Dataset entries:
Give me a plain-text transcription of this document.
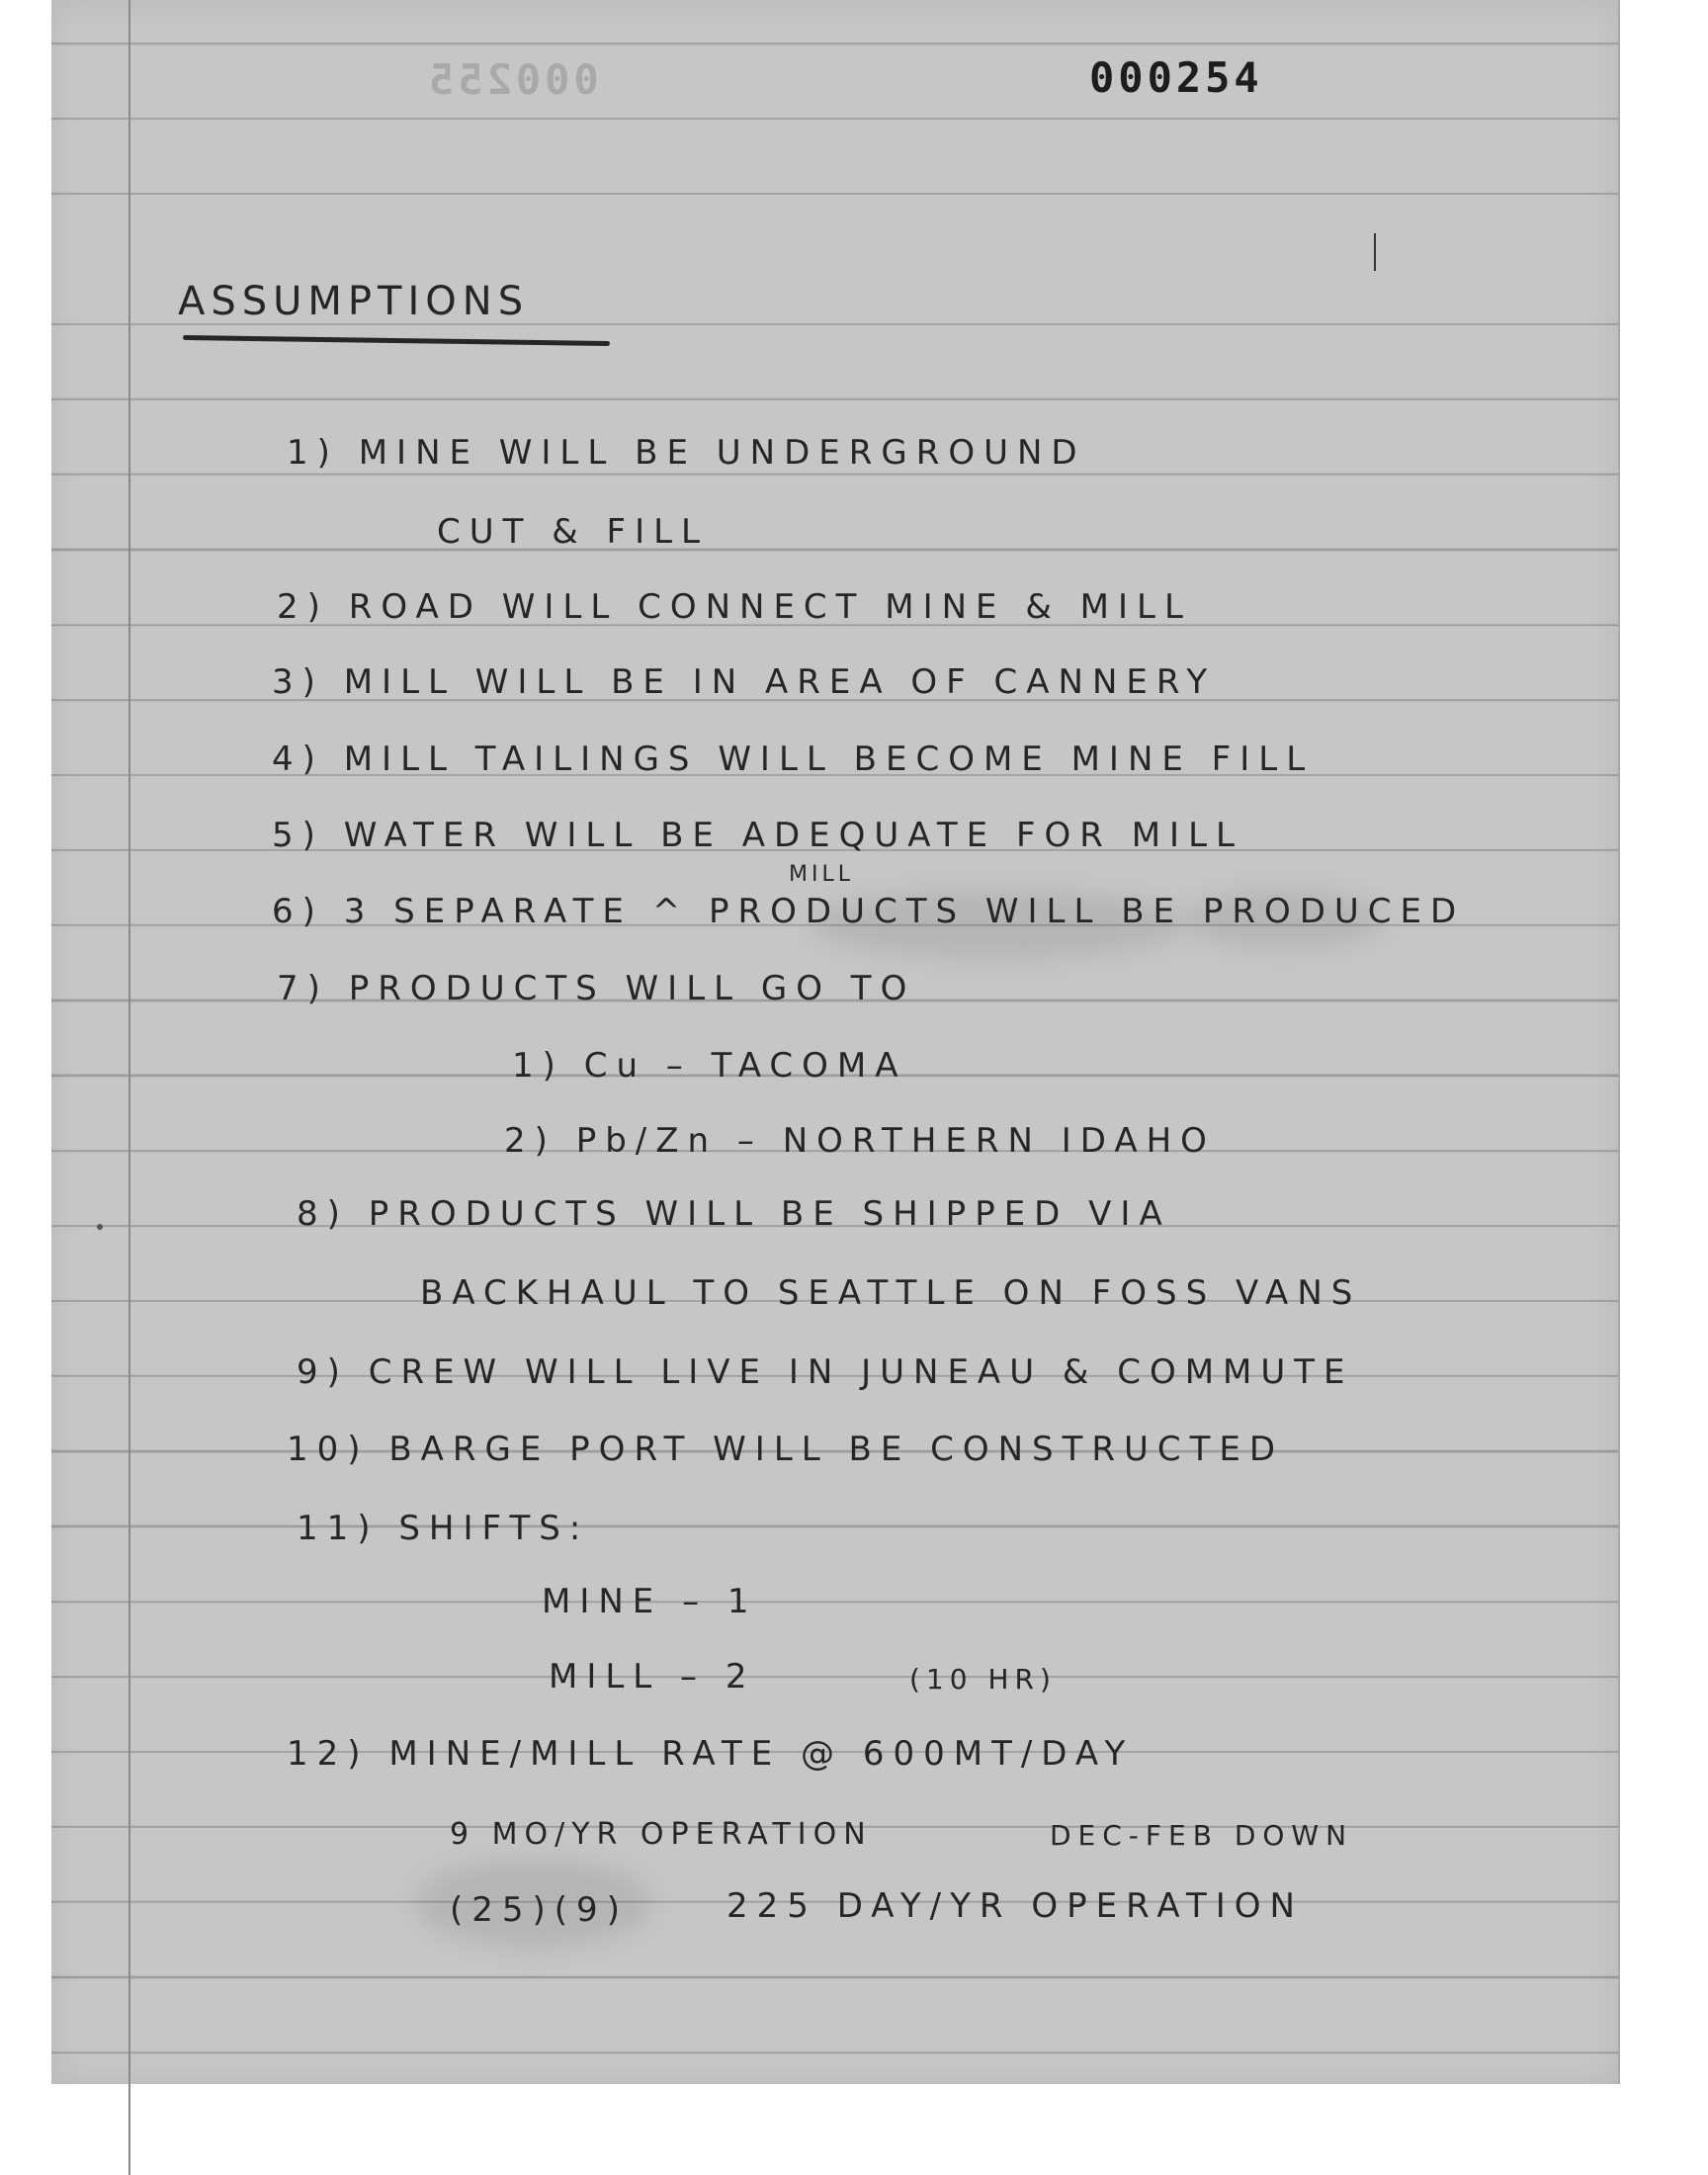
000255	000254
ASSUMPTIONS
1) MINE WILL BE UNDERGROUND
CUT & FILL
2) ROAD WILL CONNECT MINE & MILL
3) MILL WILL BE IN AREA OF CANNERY
4) MILL TAILINGS WILL BECOME MINE FILL
5) WATER WILL BE ADEQUATE FOR MILL
MILL
6) 3 SEPARATE ^ PRODUCTS WILL BE PRODUCED
7) PRODUCTS WILL GO TO
1) Cu – TACOMA
2) Pb/Zn – NORTHERN IDAHO
8) PRODUCTS WILL BE SHIPPED VIA
BACKHAUL TO SEATTLE ON FOSS VANS
9) CREW WILL LIVE IN JUNEAU & COMMUTE
10) BARGE PORT WILL BE CONSTRUCTED
11) SHIFTS:
MINE – 1
MILL – 2	(10 HR)
12) MINE/MILL RATE @ 600MT/DAY
9 MO/YR OPERATION	DEC-FEB DOWN
(25)(9)	225 DAY/YR OPERATION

* **WHAT YOU NEED TO DO**
Using the records above, output their complete text exactly, minus any images.

* **COMPLETED TASK**
Give me a plain-text transcription of this document.
000255	000254
ASSUMPTIONS
1) MINE WILL BE UNDERGROUND
CUT & FILL
2) ROAD WILL CONNECT MINE & MILL
3) MILL WILL BE IN AREA OF CANNERY
4) MILL TAILINGS WILL BECOME MINE FILL
5) WATER WILL BE ADEQUATE FOR MILL
MILL
6) 3 SEPARATE ^ PRODUCTS WILL BE PRODUCED
7) PRODUCTS WILL GO TO
1) Cu – TACOMA
2) Pb/Zn – NORTHERN IDAHO
8) PRODUCTS WILL BE SHIPPED VIA
BACKHAUL TO SEATTLE ON FOSS VANS
9) CREW WILL LIVE IN JUNEAU & COMMUTE
10) BARGE PORT WILL BE CONSTRUCTED
11) SHIFTS:
MINE – 1
MILL – 2	(10 HR)
12) MINE/MILL RATE @ 600MT/DAY
9 MO/YR OPERATION	DEC-FEB DOWN
(25)(9)	225 DAY/YR OPERATION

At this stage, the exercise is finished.